--- Start Supplied records ---

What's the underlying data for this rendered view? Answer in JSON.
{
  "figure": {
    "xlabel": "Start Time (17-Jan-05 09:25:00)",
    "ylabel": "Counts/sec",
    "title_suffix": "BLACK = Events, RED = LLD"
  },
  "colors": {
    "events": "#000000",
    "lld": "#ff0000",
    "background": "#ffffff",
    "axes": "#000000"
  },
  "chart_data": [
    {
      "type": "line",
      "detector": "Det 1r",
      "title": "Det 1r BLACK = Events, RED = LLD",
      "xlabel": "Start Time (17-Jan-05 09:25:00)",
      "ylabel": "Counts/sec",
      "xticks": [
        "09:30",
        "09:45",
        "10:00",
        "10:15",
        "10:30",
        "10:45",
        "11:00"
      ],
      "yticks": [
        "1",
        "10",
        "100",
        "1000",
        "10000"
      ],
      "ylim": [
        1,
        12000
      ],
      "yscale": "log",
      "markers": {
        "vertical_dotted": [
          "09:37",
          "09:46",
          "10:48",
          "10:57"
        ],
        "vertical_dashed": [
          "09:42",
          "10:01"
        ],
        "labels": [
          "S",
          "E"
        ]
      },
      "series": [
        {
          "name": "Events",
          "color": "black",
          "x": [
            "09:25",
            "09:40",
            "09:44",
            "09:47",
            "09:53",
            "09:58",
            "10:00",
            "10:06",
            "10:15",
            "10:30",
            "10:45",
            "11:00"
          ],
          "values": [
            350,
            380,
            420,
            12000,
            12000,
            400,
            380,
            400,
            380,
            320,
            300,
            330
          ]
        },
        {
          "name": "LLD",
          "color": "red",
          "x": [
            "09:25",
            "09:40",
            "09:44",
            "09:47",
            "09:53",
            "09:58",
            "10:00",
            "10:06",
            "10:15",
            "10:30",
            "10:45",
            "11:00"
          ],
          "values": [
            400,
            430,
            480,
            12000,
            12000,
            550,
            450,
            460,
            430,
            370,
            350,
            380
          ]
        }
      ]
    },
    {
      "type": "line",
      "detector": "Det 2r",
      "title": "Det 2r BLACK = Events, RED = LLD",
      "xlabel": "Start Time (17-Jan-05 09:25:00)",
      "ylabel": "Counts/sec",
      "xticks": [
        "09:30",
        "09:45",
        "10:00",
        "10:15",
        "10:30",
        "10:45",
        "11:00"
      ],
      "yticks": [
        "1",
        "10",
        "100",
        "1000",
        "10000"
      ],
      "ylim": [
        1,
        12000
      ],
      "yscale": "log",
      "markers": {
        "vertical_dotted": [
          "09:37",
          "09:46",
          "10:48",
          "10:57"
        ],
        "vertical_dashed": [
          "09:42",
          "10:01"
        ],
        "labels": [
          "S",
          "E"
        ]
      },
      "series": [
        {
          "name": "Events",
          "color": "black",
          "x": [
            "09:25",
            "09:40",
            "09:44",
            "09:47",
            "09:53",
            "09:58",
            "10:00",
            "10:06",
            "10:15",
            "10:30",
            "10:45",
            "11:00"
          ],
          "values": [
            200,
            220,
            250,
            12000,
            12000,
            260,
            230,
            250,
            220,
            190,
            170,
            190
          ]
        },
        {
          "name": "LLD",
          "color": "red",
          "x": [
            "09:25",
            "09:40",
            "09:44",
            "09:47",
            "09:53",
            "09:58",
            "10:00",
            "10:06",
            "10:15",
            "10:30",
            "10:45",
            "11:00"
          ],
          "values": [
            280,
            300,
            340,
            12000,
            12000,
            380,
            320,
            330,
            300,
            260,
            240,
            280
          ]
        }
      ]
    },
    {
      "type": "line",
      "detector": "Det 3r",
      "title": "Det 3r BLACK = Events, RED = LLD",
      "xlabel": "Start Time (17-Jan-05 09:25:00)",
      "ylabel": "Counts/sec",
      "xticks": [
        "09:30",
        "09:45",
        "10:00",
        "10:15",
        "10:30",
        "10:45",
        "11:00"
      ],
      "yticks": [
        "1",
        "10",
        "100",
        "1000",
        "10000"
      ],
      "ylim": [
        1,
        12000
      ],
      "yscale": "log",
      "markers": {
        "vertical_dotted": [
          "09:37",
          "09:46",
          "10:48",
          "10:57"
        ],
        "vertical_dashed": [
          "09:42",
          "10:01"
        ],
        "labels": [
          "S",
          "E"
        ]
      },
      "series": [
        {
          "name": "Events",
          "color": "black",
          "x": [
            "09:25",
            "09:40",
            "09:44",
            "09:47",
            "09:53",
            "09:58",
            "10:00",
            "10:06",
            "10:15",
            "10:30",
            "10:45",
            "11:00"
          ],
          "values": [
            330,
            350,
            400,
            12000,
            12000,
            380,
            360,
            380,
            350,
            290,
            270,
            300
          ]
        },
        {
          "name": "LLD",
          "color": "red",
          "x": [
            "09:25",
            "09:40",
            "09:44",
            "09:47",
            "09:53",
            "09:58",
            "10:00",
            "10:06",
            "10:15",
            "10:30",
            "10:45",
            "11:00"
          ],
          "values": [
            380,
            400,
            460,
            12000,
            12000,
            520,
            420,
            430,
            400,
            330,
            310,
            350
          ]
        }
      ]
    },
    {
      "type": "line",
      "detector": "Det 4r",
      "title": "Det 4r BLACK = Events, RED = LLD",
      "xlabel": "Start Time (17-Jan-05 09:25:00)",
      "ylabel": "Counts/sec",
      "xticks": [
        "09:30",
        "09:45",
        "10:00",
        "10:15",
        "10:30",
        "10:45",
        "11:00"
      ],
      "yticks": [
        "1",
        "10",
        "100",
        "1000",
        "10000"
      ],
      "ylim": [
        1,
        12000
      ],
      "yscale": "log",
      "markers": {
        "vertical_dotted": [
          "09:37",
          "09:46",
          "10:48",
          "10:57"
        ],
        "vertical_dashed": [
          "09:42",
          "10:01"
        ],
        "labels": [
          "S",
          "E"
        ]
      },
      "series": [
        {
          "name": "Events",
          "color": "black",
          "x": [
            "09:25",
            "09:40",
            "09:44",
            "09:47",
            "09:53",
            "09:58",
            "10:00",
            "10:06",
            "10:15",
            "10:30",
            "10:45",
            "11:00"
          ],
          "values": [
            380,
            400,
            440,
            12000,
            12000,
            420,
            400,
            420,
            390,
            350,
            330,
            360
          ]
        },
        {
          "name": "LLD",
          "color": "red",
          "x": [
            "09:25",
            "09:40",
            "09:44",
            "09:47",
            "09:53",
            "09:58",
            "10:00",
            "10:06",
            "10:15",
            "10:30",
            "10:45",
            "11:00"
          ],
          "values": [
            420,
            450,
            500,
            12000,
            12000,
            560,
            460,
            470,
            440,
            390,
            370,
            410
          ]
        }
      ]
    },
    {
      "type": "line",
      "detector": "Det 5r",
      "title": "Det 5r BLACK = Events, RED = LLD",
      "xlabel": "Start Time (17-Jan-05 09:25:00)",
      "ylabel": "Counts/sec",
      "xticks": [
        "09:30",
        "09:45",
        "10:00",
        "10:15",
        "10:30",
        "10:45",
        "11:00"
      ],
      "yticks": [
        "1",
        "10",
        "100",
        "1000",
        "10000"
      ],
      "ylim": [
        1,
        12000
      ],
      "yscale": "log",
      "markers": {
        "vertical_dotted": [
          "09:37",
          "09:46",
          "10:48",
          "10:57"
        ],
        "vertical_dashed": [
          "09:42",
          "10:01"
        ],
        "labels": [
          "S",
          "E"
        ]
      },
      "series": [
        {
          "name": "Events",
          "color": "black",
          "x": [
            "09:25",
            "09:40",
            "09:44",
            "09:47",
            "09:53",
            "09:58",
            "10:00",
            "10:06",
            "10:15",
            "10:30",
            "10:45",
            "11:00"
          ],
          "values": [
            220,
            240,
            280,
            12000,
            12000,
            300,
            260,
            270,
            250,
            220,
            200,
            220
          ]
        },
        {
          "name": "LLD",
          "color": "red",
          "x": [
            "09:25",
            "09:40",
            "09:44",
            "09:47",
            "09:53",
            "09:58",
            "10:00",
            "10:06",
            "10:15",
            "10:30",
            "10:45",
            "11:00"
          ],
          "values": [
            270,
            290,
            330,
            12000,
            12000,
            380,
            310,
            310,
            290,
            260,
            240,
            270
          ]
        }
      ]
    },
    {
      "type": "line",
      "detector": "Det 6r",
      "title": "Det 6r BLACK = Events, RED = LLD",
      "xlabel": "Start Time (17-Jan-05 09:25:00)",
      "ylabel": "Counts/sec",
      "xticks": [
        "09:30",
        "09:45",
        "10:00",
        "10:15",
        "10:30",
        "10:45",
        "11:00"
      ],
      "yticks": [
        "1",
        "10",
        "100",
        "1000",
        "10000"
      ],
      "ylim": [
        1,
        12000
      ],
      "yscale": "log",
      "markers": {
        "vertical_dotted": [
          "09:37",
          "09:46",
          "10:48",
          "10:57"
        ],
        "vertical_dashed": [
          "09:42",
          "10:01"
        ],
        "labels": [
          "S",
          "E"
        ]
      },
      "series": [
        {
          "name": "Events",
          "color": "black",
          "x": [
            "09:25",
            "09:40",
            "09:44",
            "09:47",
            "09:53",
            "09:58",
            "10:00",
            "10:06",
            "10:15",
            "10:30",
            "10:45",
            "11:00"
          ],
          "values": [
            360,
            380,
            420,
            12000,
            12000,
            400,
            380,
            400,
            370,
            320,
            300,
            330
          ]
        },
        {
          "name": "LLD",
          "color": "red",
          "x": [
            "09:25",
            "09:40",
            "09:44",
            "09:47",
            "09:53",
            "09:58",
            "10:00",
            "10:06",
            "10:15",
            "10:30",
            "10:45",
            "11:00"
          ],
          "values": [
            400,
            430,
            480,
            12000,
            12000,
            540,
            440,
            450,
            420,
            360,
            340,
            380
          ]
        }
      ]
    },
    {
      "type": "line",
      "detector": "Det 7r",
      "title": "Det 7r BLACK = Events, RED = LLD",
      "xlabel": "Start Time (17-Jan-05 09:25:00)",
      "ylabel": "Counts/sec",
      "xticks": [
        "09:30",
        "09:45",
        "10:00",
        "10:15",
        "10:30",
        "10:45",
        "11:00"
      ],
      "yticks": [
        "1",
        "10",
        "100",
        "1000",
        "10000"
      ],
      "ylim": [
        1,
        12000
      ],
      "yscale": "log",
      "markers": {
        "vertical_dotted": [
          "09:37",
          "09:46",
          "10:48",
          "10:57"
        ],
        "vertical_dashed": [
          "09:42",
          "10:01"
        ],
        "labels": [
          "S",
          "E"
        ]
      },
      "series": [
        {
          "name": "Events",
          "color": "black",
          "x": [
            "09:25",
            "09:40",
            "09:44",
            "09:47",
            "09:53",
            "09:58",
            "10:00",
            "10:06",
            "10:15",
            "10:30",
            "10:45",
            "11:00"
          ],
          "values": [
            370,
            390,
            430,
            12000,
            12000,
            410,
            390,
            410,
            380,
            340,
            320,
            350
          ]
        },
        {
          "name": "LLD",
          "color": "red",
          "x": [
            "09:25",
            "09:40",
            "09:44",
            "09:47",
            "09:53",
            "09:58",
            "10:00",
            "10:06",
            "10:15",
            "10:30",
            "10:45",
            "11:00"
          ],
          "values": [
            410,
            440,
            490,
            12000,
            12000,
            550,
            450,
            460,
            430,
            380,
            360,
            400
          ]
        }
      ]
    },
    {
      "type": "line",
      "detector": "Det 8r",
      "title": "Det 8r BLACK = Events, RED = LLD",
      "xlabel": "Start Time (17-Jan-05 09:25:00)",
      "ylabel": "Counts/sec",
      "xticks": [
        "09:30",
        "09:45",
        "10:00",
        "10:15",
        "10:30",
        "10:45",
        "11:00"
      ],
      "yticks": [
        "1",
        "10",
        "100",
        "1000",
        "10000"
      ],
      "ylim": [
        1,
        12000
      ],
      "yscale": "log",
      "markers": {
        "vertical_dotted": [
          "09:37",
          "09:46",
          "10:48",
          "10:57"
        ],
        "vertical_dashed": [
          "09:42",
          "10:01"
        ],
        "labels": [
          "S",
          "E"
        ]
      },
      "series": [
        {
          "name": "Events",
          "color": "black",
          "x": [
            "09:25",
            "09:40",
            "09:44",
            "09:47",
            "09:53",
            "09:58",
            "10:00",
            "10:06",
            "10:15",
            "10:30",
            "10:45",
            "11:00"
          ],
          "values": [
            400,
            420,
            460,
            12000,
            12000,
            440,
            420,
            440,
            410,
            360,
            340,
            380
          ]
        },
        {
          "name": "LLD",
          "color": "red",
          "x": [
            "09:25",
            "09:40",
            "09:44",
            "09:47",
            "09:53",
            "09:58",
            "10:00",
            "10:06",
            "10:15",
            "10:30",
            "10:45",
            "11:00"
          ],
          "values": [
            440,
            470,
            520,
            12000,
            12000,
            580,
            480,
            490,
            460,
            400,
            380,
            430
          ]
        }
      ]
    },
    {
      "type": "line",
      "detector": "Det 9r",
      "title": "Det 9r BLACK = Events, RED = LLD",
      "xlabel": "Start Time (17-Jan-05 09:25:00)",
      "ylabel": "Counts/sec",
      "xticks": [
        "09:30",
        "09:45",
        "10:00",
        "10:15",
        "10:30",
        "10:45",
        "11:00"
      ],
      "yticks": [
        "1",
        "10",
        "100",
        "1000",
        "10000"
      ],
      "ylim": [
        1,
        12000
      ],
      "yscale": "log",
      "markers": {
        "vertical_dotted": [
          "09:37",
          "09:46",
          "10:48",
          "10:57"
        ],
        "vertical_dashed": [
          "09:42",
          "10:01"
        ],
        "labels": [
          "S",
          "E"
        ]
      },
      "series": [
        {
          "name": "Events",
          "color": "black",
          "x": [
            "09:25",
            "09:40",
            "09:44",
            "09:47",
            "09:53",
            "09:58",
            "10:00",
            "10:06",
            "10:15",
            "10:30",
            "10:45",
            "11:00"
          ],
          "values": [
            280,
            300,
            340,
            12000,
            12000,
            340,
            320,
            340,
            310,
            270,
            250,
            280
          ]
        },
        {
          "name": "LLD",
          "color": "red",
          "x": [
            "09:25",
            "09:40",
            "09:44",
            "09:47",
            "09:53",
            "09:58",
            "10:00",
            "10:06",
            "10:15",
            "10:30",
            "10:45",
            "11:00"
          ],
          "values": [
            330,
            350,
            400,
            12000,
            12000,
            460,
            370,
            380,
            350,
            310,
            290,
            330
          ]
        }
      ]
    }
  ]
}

--- End Supplied records ---

Goal:
Copy out every line holding the string "detector".

Exercise solution:
      "detector": "Det 1r",
      "detector": "Det 2r",
      "detector": "Det 3r",
      "detector": "Det 4r",
      "detector": "Det 5r",
      "detector": "Det 6r",
      "detector": "Det 7r",
      "detector": "Det 8r",
      "detector": "Det 9r",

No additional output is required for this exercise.